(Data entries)

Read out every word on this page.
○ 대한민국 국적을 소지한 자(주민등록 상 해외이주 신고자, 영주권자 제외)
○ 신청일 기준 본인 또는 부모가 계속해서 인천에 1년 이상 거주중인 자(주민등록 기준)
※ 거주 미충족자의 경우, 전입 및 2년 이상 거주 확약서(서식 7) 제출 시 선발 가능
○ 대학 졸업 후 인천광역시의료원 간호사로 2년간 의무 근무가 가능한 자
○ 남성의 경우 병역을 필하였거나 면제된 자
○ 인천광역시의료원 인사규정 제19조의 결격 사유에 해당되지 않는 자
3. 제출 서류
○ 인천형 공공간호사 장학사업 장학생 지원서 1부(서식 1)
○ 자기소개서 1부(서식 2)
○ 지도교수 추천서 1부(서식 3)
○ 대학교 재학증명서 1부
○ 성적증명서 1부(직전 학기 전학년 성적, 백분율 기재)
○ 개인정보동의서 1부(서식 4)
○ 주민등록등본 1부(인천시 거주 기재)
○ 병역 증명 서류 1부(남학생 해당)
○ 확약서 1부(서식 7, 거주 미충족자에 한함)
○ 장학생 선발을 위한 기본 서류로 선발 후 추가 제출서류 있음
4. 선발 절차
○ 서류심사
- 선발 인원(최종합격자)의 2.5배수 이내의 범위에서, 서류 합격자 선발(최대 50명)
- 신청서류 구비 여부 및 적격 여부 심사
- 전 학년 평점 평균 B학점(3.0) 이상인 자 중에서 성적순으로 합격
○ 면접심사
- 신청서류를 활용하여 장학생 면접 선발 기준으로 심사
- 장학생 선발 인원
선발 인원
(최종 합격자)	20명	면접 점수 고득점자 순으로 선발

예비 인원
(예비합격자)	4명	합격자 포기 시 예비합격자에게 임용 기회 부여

* _Task brief_
Return the entries above exactly as they appear.

* _Answer for this exercise_
Read out every word on this page.
○ 대한민국 국적을 소지한 자(주민등록 상 해외이주 신고자, 영주권자 제외)
○ 신청일 기준 본인 또는 부모가 계속해서 인천에 1년 이상 거주중인 자(주민등록 기준)
※ 거주 미충족자의 경우, 전입 및 2년 이상 거주 확약서(서식 7) 제출 시 선발 가능
○ 대학 졸업 후 인천광역시의료원 간호사로 2년간 의무 근무가 가능한 자
○ 남성의 경우 병역을 필하였거나 면제된 자
○ 인천광역시의료원 인사규정 제19조의 결격 사유에 해당되지 않는 자
3. 제출 서류
○ 인천형 공공간호사 장학사업 장학생 지원서 1부(서식 1)
○ 자기소개서 1부(서식 2)
○ 지도교수 추천서 1부(서식 3)
○ 대학교 재학증명서 1부
○ 성적증명서 1부(직전 학기 전학년 성적, 백분율 기재)
○ 개인정보동의서 1부(서식 4)
○ 주민등록등본 1부(인천시 거주 기재)
○ 병역 증명 서류 1부(남학생 해당)
○ 확약서 1부(서식 7, 거주 미충족자에 한함)
○ 장학생 선발을 위한 기본 서류로 선발 후 추가 제출서류 있음
4. 선발 절차
○ 서류심사
- 선발 인원(최종합격자)의 2.5배수 이내의 범위에서, 서류 합격자 선발(최대 50명)
- 신청서류 구비 여부 및 적격 여부 심사
- 전 학년 평점 평균 B학점(3.0) 이상인 자 중에서 성적순으로 합격
○ 면접심사
- 신청서류를 활용하여 장학생 면접 선발 기준으로 심사
- 장학생 선발 인원
선발 인원
(최종 합격자)	20명	면접 점수 고득점자 순으로 선발

예비 인원
(예비합격자)	4명	합격자 포기 시 예비합격자에게 임용 기회 부여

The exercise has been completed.